▸ **WHAT NEEDS TO BE DONE**
Below are some records. Say in a single number how many of their lines include the word "Publisher".

— begin —

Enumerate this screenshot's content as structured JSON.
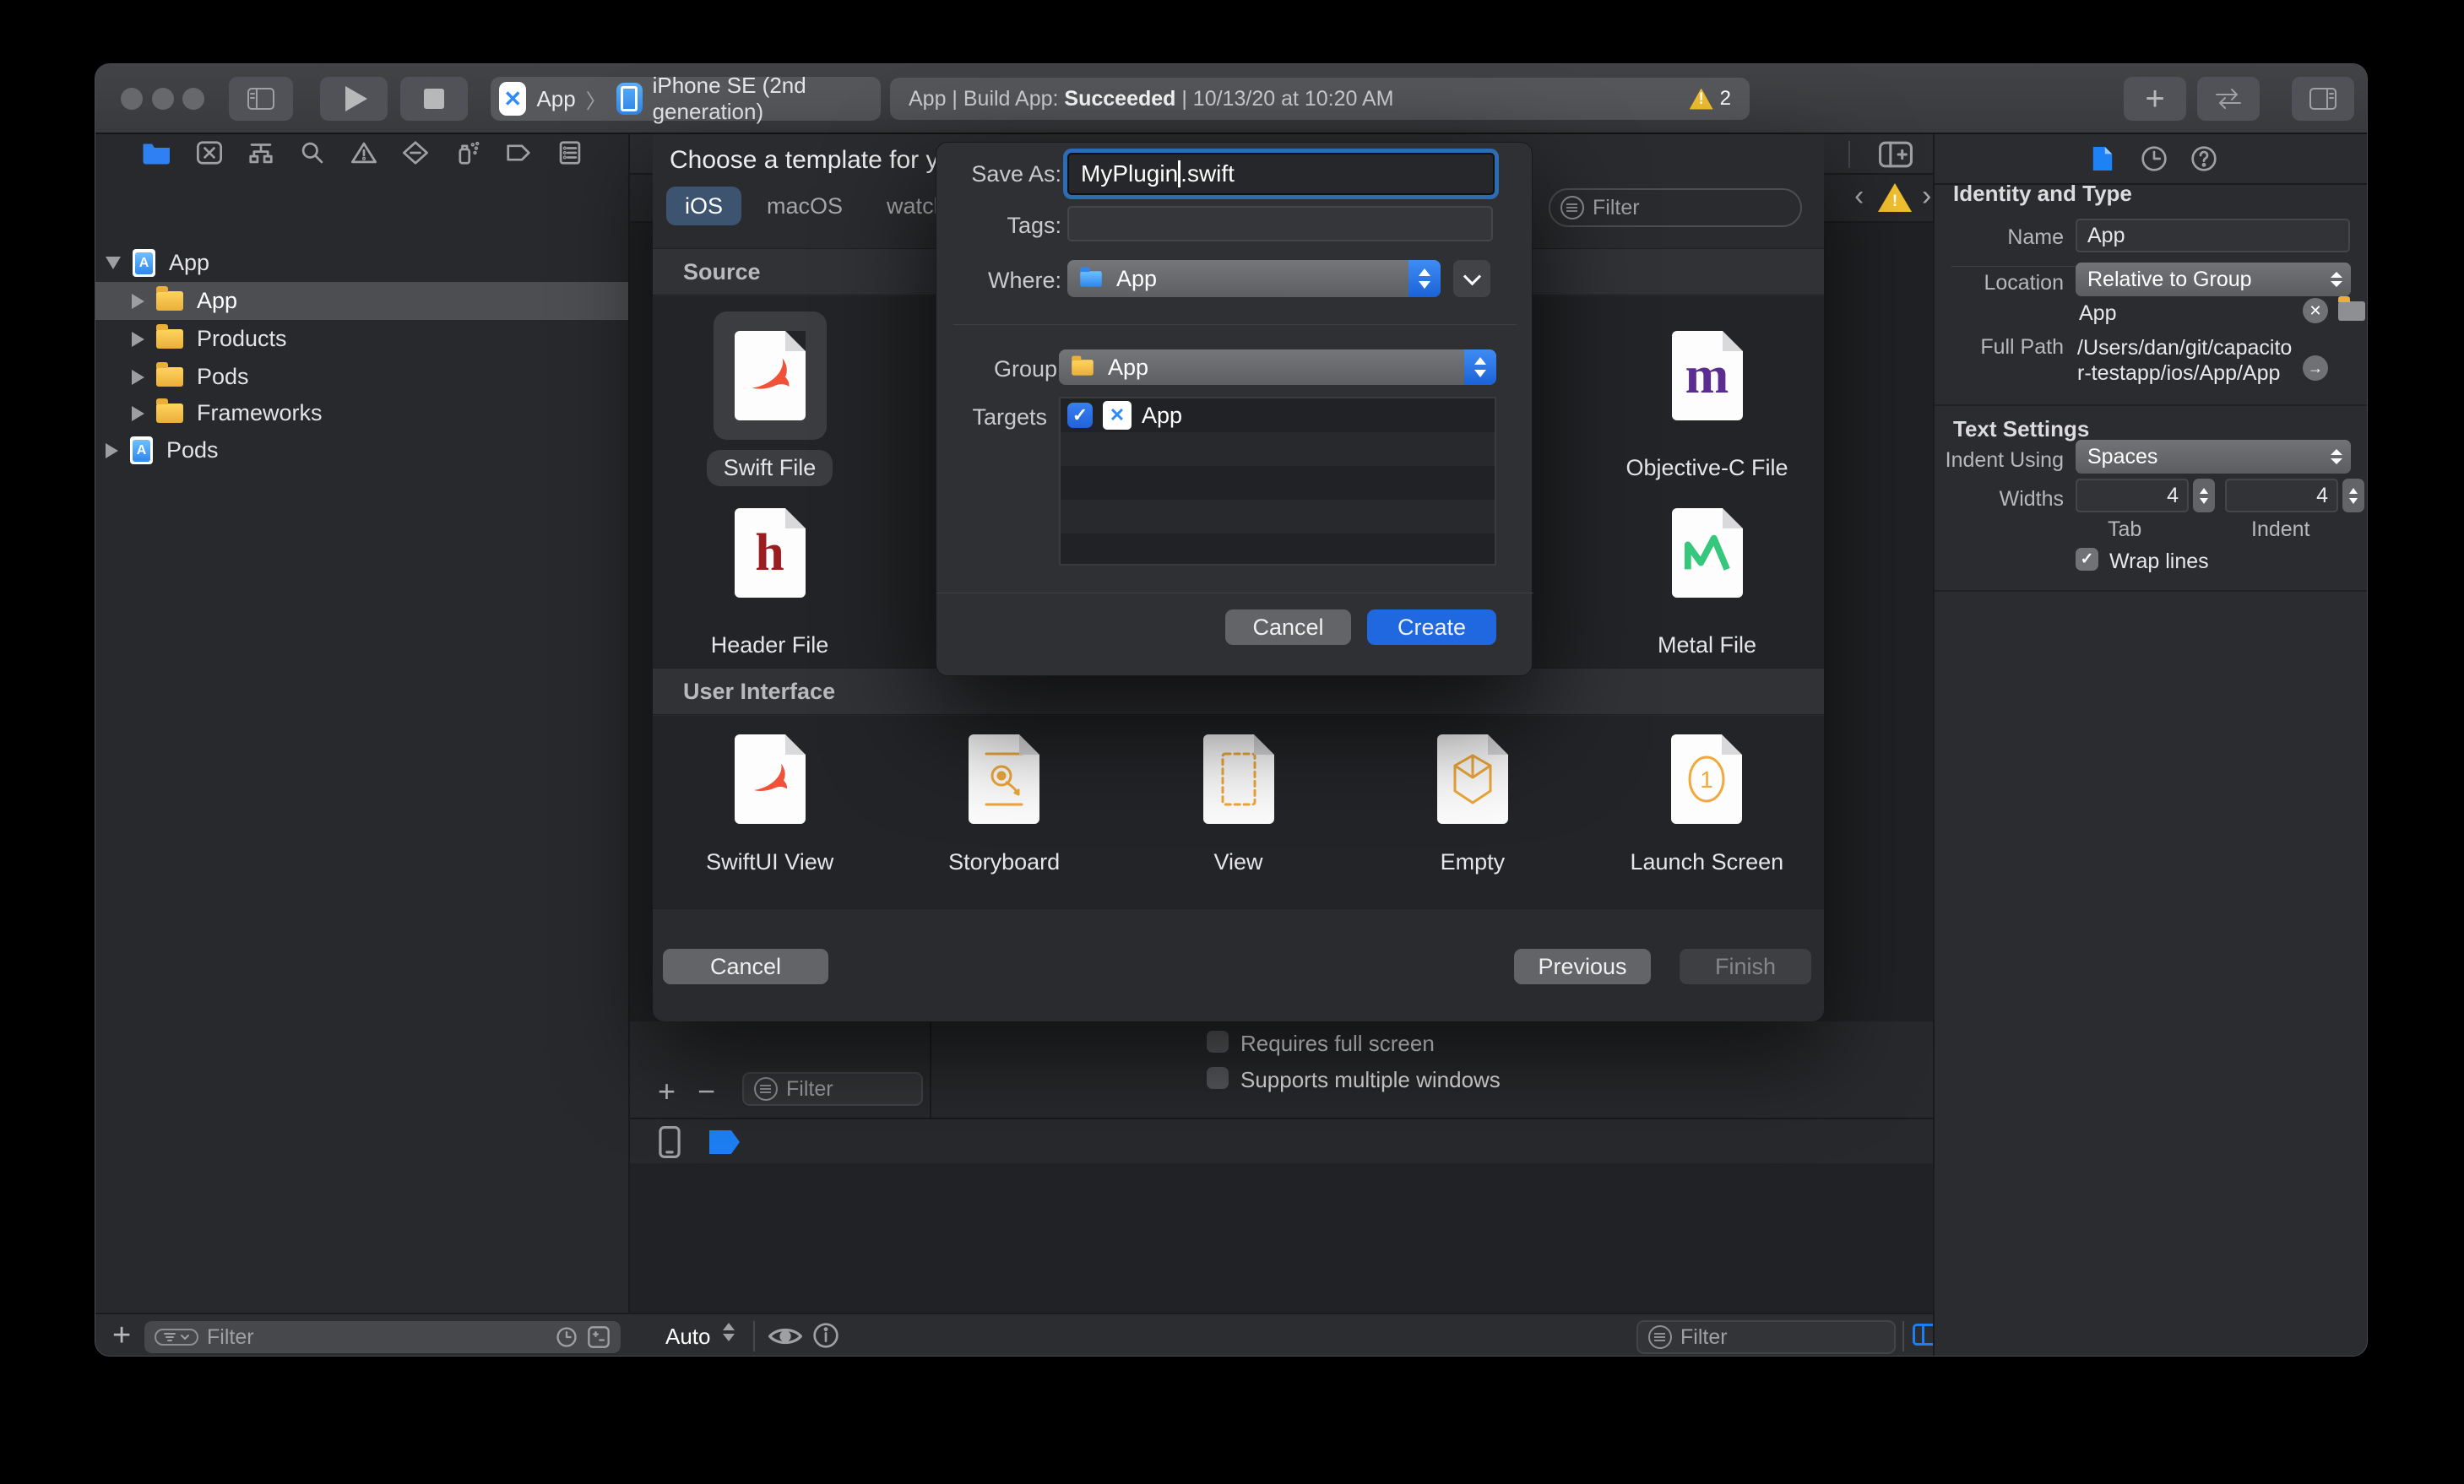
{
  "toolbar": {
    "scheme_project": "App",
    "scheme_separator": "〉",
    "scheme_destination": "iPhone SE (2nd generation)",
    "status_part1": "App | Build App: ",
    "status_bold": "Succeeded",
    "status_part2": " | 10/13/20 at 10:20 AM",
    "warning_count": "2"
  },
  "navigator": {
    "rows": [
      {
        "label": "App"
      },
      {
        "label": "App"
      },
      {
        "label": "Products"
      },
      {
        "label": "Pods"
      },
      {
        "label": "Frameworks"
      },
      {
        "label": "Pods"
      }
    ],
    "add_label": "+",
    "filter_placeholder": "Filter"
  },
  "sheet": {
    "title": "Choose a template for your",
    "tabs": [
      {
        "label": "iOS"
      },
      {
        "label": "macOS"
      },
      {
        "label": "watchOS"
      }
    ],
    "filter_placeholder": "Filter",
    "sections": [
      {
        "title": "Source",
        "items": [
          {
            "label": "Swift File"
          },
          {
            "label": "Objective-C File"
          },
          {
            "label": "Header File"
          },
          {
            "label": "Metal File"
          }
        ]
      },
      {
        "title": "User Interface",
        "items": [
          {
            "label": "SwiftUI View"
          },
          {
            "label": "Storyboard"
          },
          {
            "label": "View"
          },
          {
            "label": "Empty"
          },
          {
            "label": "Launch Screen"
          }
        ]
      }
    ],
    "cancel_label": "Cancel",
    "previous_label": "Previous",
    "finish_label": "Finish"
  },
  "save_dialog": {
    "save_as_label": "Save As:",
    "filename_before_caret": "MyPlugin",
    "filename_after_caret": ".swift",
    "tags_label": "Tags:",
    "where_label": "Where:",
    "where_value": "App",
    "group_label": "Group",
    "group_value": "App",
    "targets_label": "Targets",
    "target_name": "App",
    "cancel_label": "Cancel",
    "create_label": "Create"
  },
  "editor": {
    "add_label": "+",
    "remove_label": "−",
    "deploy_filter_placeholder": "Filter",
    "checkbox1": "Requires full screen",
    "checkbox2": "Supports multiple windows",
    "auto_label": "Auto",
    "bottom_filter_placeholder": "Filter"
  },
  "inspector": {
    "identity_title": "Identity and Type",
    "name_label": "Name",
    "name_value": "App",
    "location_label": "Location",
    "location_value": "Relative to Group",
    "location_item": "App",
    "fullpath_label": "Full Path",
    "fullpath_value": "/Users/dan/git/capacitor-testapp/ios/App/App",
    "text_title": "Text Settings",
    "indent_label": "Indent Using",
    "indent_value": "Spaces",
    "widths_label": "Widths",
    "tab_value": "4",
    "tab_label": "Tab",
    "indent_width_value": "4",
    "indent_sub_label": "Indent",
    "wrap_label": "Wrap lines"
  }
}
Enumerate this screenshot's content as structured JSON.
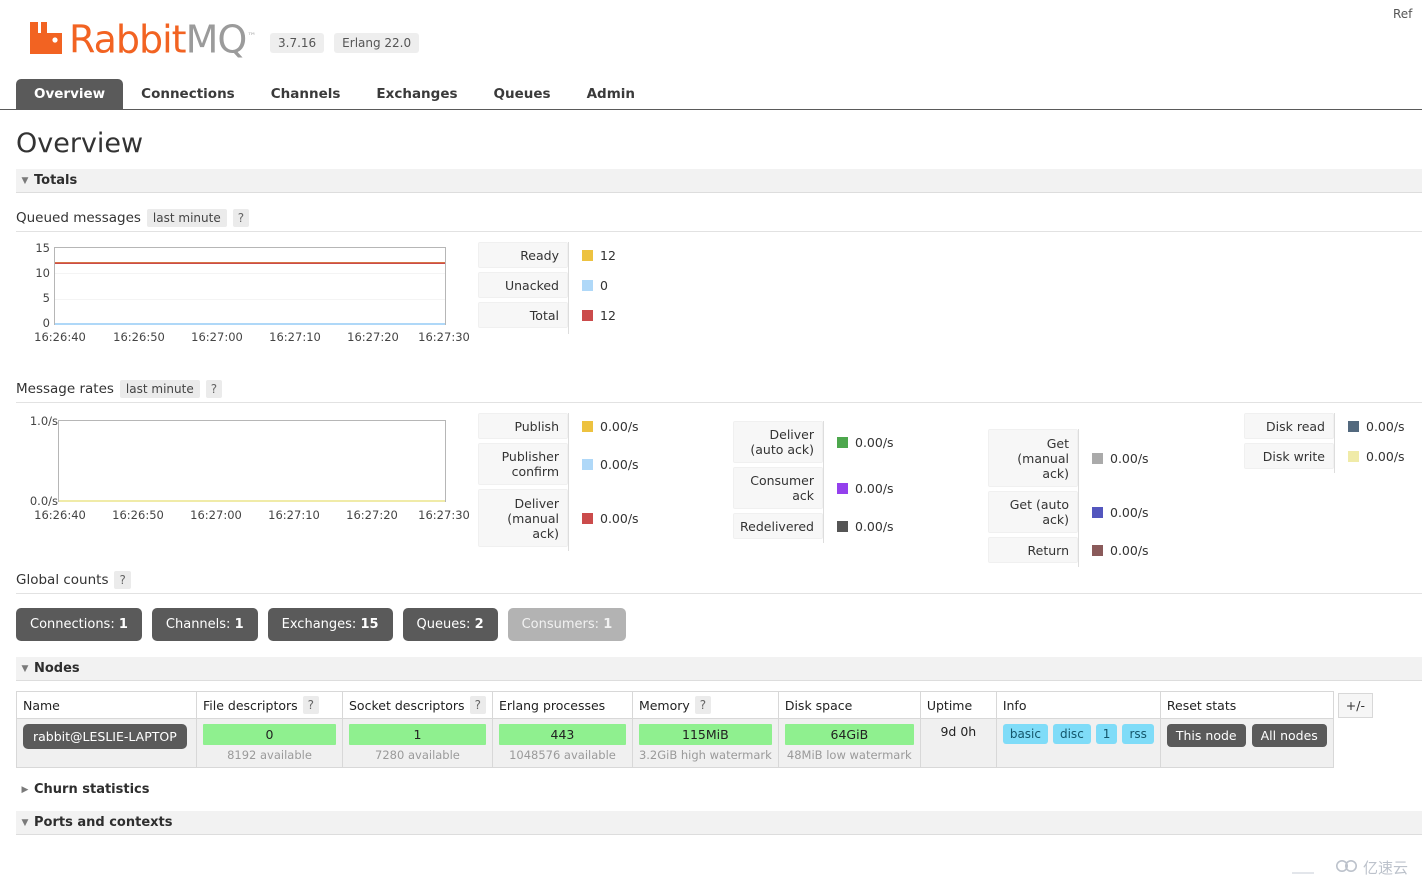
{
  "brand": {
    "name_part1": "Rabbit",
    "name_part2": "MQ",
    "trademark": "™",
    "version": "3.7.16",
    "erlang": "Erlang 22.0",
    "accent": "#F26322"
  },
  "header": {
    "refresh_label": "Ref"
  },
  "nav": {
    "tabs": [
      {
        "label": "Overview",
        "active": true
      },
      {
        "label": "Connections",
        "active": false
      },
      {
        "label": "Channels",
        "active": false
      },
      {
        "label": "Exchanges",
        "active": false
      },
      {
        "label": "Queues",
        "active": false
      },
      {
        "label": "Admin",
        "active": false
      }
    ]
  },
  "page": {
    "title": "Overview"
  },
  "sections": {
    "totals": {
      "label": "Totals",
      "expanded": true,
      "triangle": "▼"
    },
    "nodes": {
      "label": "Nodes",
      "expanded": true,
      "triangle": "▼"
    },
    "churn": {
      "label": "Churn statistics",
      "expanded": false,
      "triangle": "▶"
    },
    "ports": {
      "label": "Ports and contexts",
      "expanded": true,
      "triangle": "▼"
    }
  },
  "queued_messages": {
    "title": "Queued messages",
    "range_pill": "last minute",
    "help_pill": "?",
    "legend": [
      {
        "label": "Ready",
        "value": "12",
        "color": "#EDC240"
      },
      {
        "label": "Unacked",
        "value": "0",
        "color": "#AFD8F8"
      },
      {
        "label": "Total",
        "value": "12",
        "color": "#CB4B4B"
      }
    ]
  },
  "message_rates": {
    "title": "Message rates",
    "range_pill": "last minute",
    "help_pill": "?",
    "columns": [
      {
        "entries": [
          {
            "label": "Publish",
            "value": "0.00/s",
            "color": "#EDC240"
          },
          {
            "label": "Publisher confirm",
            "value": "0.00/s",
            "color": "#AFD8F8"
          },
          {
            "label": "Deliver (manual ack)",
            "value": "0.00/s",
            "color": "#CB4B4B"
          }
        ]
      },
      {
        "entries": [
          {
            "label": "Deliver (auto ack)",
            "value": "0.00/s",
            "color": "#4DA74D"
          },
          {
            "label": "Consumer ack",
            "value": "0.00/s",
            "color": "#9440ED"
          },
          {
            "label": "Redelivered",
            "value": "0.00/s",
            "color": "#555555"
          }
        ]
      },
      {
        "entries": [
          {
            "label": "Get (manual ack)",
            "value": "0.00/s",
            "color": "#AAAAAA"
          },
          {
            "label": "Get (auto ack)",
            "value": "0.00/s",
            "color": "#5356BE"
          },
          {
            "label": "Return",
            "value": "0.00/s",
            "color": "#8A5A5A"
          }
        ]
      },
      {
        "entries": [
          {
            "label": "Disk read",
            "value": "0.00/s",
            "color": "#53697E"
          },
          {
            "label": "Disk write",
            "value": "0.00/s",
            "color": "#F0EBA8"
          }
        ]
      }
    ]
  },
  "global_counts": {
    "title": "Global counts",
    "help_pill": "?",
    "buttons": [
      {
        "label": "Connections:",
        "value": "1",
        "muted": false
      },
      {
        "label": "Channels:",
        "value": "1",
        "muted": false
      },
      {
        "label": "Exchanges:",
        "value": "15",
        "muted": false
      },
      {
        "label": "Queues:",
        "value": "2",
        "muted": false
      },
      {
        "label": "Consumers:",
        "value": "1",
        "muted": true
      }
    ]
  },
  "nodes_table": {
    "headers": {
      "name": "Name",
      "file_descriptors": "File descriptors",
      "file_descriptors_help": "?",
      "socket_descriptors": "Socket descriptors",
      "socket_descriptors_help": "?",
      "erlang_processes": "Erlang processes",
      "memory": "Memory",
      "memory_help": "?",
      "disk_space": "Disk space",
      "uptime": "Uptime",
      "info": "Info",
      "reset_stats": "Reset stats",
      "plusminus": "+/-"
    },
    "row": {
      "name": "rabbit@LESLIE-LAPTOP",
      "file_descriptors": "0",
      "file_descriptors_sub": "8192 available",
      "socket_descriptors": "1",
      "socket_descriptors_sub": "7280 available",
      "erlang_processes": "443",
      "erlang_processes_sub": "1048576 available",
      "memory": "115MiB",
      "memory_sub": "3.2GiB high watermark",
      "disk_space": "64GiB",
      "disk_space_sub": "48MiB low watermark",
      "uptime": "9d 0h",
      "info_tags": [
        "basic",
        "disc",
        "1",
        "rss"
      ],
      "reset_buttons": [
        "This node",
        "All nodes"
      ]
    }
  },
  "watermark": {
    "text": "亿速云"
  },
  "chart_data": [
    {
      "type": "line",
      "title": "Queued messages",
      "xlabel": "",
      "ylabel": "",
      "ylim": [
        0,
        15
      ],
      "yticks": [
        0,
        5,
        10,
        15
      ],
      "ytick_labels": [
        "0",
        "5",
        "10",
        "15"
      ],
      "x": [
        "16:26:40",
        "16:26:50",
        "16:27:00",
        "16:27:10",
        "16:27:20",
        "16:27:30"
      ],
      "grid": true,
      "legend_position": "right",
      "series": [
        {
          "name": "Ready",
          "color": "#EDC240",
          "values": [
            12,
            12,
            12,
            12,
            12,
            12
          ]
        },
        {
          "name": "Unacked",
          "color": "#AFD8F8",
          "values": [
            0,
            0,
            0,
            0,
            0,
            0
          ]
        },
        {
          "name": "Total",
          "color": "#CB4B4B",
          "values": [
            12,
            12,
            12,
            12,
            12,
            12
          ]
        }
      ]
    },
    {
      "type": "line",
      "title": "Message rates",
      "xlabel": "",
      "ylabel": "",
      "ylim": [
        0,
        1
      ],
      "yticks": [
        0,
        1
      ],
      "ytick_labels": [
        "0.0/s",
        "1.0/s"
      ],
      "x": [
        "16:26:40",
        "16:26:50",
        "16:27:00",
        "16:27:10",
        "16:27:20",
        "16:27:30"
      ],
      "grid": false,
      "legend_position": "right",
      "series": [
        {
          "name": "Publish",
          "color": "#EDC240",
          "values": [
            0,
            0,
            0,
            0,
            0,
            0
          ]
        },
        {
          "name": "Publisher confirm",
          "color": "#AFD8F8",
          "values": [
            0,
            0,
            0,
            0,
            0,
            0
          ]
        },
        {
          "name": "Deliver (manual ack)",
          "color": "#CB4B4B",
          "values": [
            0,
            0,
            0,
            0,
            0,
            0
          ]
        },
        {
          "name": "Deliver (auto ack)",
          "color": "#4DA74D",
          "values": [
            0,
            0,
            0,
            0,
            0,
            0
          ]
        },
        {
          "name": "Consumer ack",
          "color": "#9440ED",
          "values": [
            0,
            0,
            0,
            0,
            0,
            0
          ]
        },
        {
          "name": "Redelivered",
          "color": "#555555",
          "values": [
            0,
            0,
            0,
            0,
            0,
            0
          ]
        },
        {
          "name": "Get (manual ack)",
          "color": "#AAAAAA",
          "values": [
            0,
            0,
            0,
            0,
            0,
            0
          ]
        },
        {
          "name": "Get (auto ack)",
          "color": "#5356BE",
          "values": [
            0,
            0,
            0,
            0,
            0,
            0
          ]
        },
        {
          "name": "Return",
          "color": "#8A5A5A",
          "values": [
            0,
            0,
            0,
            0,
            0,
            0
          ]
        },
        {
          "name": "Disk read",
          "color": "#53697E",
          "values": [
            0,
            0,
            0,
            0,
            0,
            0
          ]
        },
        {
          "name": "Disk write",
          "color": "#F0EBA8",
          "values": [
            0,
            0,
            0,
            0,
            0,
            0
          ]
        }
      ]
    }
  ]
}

— end —

▸ **THE COMPLETED TASK**
2